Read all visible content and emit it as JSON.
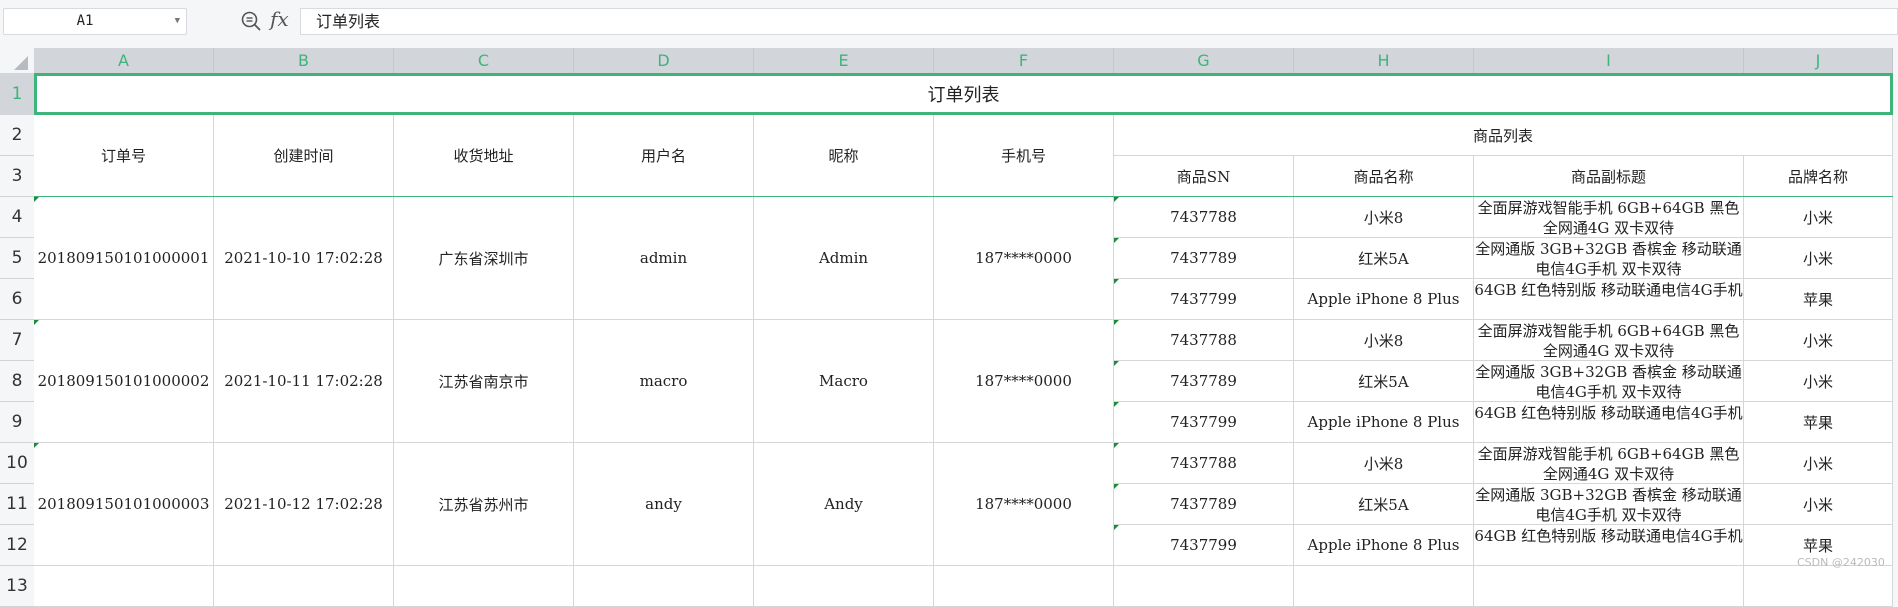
{
  "toolbar": {
    "name_box": "A1",
    "formula_label": "fx",
    "formula_value": "订单列表"
  },
  "columns": [
    "A",
    "B",
    "C",
    "D",
    "E",
    "F",
    "G",
    "H",
    "I",
    "J"
  ],
  "rows": [
    "1",
    "2",
    "3",
    "4",
    "5",
    "6",
    "7",
    "8",
    "9",
    "10",
    "11",
    "12",
    "13"
  ],
  "sheet": {
    "title": "订单列表",
    "headers": {
      "order_no": "订单号",
      "created": "创建时间",
      "address": "收货地址",
      "username": "用户名",
      "nickname": "昵称",
      "phone": "手机号",
      "product_group": "商品列表",
      "product_sn": "商品SN",
      "product_name": "商品名称",
      "product_subtitle": "商品副标题",
      "brand": "品牌名称"
    },
    "orders": [
      {
        "order_no": "201809150101000001",
        "created": "2021-10-10 17:02:28",
        "address": "广东省深圳市",
        "username": "admin",
        "nickname": "Admin",
        "phone": "187****0000",
        "products": [
          {
            "sn": "7437788",
            "name": "小米8",
            "subtitle": "全面屏游戏智能手机 6GB+64GB 黑色 全网通4G 双卡双待",
            "brand": "小米"
          },
          {
            "sn": "7437789",
            "name": "红米5A",
            "subtitle": "全网通版 3GB+32GB 香槟金 移动联通电信4G手机 双卡双待",
            "brand": "小米"
          },
          {
            "sn": "7437799",
            "name": "Apple iPhone 8 Plus",
            "subtitle": "64GB 红色特别版 移动联通电信4G手机",
            "brand": "苹果"
          }
        ]
      },
      {
        "order_no": "201809150101000002",
        "created": "2021-10-11 17:02:28",
        "address": "江苏省南京市",
        "username": "macro",
        "nickname": "Macro",
        "phone": "187****0000",
        "products": [
          {
            "sn": "7437788",
            "name": "小米8",
            "subtitle": "全面屏游戏智能手机 6GB+64GB 黑色 全网通4G 双卡双待",
            "brand": "小米"
          },
          {
            "sn": "7437789",
            "name": "红米5A",
            "subtitle": "全网通版 3GB+32GB 香槟金 移动联通电信4G手机 双卡双待",
            "brand": "小米"
          },
          {
            "sn": "7437799",
            "name": "Apple iPhone 8 Plus",
            "subtitle": "64GB 红色特别版 移动联通电信4G手机",
            "brand": "苹果"
          }
        ]
      },
      {
        "order_no": "201809150101000003",
        "created": "2021-10-12 17:02:28",
        "address": "江苏省苏州市",
        "username": "andy",
        "nickname": "Andy",
        "phone": "187****0000",
        "products": [
          {
            "sn": "7437788",
            "name": "小米8",
            "subtitle": "全面屏游戏智能手机 6GB+64GB 黑色 全网通4G 双卡双待",
            "brand": "小米"
          },
          {
            "sn": "7437789",
            "name": "红米5A",
            "subtitle": "全网通版 3GB+32GB 香槟金 移动联通电信4G手机 双卡双待",
            "brand": "小米"
          },
          {
            "sn": "7437799",
            "name": "Apple iPhone 8 Plus",
            "subtitle": "64GB 红色特别版 移动联通电信4G手机",
            "brand": "苹果"
          }
        ]
      }
    ]
  },
  "watermark": "CSDN @242030",
  "colors": {
    "accent": "#3fb47a",
    "header_bg": "#d2d5da"
  }
}
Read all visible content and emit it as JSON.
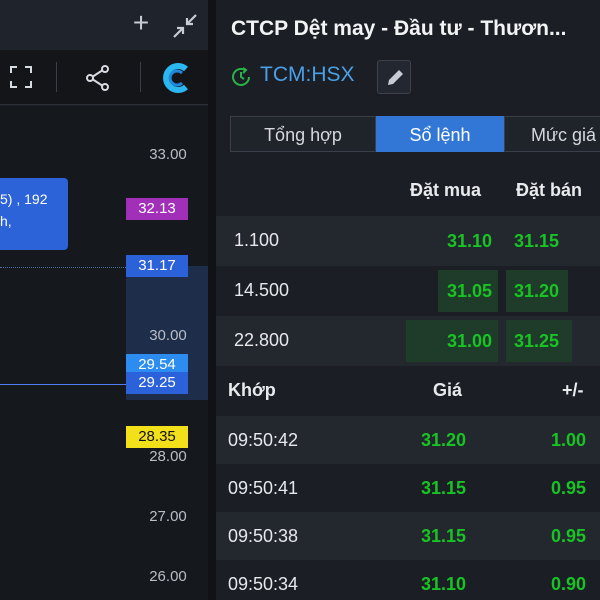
{
  "chart": {
    "price_ticks": [
      "33.00",
      "30.00",
      "28.00",
      "27.00",
      "26.00"
    ],
    "tooltip_line1": "5) , 192",
    "tooltip_line2": "h,",
    "labels": [
      {
        "text": "32.13",
        "bg": "#a22fb8",
        "color": "#ffffff"
      },
      {
        "text": "31.17",
        "bg": "#2c62d9",
        "color": "#ffffff"
      },
      {
        "text": "29.54",
        "bg": "#2d8cf0",
        "color": "#ffffff"
      },
      {
        "text": "29.25",
        "bg": "#2c62d9",
        "color": "#ffffff"
      },
      {
        "text": "28.35",
        "bg": "#f2e01b",
        "color": "#111111"
      }
    ],
    "icons": [
      "plus-icon",
      "shrink-icon",
      "fullscreen-icon",
      "share-icon",
      "logo-icon"
    ]
  },
  "stock": {
    "title": "CTCP Dệt may - Đầu tư - Thươn...",
    "ticker": "TCM:HSX",
    "tabs": [
      "Tổng hợp",
      "Sổ lệnh",
      "Mức giá"
    ],
    "active_tab": "Sổ lệnh",
    "orderbook": {
      "headers": {
        "bid": "Đặt mua",
        "ask": "Đặt bán"
      },
      "rows": [
        {
          "volume": "1.100",
          "bid": "31.10",
          "ask": "31.15"
        },
        {
          "volume": "14.500",
          "bid": "31.05",
          "ask": "31.20"
        },
        {
          "volume": "22.800",
          "bid": "31.00",
          "ask": "31.25"
        }
      ]
    },
    "trades": {
      "headers": {
        "time": "Khớp",
        "price": "Giá",
        "change": "+/-"
      },
      "rows": [
        {
          "time": "09:50:42",
          "price": "31.20",
          "change": "1.00"
        },
        {
          "time": "09:50:41",
          "price": "31.15",
          "change": "0.95"
        },
        {
          "time": "09:50:38",
          "price": "31.15",
          "change": "0.95"
        },
        {
          "time": "09:50:34",
          "price": "31.10",
          "change": "0.90"
        }
      ]
    },
    "colors": {
      "up": "#18c324",
      "accent": "#3377d6",
      "ticker": "#4aa0e6"
    }
  }
}
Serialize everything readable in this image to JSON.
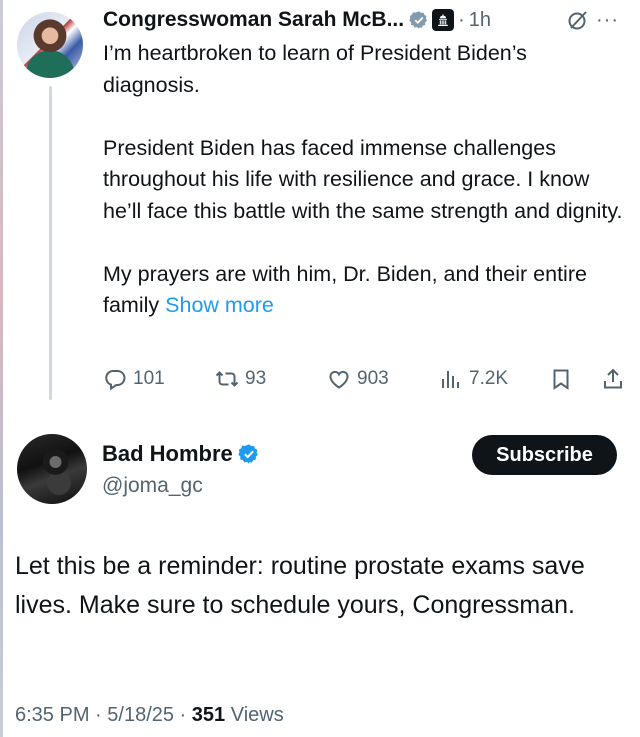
{
  "parent_tweet": {
    "author_name": "Congresswoman Sarah McB...",
    "time": "1h",
    "separator": "·",
    "text_paragraphs": [
      "I’m heartbroken to learn of President Biden’s diagnosis.",
      "President Biden has faced immense challenges throughout his life with resilience and grace. I know he’ll face this battle with the same strength and dignity.",
      "My prayers are with him, Dr. Biden, and their entire family"
    ],
    "show_more_label": "Show more",
    "more_label": "···",
    "actions": {
      "replies": "101",
      "reposts": "93",
      "likes": "903",
      "views": "7.2K"
    }
  },
  "reply_tweet": {
    "author_name": "Bad Hombre",
    "handle": "@joma_gc",
    "subscribe_label": "Subscribe",
    "text": "Let this be a reminder: routine prostate exams save lives. Make sure to schedule yours, Congressman.",
    "meta": {
      "time": "6:35 PM",
      "sep1": " · ",
      "date": "5/18/25",
      "sep2": " · ",
      "views_count": "351",
      "views_label": " Views"
    }
  },
  "colors": {
    "text_primary": "#0f1419",
    "text_secondary": "#536471",
    "link_blue": "#1d9bf0",
    "verified_blue": "#1d9bf0",
    "gov_gray": "#829aab",
    "subscribe_bg": "#0f1419"
  },
  "icons": {
    "parent_avatar": "avatar-photo",
    "gray_badge": "gray-verified-badge-icon",
    "government_icon": "capitol-icon",
    "grok_icon": "grok-icon",
    "reply_icon": "speech-bubble-icon",
    "repost_icon": "repost-icon",
    "like_icon": "heart-icon",
    "views_icon": "bar-chart-icon",
    "bookmark_icon": "bookmark-icon",
    "share_icon": "share-icon",
    "verified_icon": "blue-verified-badge-icon"
  }
}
▬▬▬▬▬▬
## REQUEST
Locate all lines holding the word "change", then copy them out.

## TASK ANSWER
        "change": "+/-"
          "change": "1.00"
          "change": "0.95"
          "change": "0.95"
          "change": "0.90"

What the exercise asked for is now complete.